(Raw records)
* * * * * * * * *

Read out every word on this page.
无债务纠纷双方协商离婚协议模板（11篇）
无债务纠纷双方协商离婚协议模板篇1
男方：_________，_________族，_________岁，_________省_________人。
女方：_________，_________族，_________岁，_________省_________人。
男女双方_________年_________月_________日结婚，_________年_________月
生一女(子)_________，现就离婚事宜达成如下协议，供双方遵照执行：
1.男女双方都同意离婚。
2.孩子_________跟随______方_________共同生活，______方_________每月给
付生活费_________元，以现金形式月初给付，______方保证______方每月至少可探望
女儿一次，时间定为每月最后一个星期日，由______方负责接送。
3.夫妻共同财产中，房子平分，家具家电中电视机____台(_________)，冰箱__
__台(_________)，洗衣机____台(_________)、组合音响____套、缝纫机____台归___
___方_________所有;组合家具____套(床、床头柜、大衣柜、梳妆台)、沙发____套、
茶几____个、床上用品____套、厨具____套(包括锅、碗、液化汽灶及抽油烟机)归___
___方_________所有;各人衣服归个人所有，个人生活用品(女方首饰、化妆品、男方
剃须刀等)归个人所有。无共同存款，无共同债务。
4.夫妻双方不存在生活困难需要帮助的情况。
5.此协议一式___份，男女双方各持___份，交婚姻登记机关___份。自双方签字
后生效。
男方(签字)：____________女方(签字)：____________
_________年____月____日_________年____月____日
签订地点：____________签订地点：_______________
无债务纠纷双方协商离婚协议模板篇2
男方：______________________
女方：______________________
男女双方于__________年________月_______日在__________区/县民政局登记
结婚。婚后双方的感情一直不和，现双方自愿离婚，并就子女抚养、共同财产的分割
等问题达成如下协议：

* * * * * * * * *

Problem »
Return all of the data precisely as it appears.

Exercise result »
Read out every word on this page.
无债务纠纷双方协商离婚协议模板（11篇）
无债务纠纷双方协商离婚协议模板篇1
男方：_________，_________族，_________岁，_________省_________人。
女方：_________，_________族，_________岁，_________省_________人。
男女双方_________年_________月_________日结婚，_________年_________月
生一女(子)_________，现就离婚事宜达成如下协议，供双方遵照执行：
1.男女双方都同意离婚。
2.孩子_________跟随______方_________共同生活，______方_________每月给
付生活费_________元，以现金形式月初给付，______方保证______方每月至少可探望
女儿一次，时间定为每月最后一个星期日，由______方负责接送。
3.夫妻共同财产中，房子平分，家具家电中电视机____台(_________)，冰箱__
__台(_________)，洗衣机____台(_________)、组合音响____套、缝纫机____台归___
___方_________所有;组合家具____套(床、床头柜、大衣柜、梳妆台)、沙发____套、
茶几____个、床上用品____套、厨具____套(包括锅、碗、液化汽灶及抽油烟机)归___
___方_________所有;各人衣服归个人所有，个人生活用品(女方首饰、化妆品、男方
剃须刀等)归个人所有。无共同存款，无共同债务。
4.夫妻双方不存在生活困难需要帮助的情况。
5.此协议一式___份，男女双方各持___份，交婚姻登记机关___份。自双方签字
后生效。
男方(签字)：____________女方(签字)：____________
_________年____月____日_________年____月____日
签订地点：____________签订地点：_______________
无债务纠纷双方协商离婚协议模板篇2
男方：______________________
女方：______________________
男女双方于__________年________月_______日在__________区/县民政局登记
结婚。婚后双方的感情一直不和，现双方自愿离婚，并就子女抚养、共同财产的分割
等问题达成如下协议：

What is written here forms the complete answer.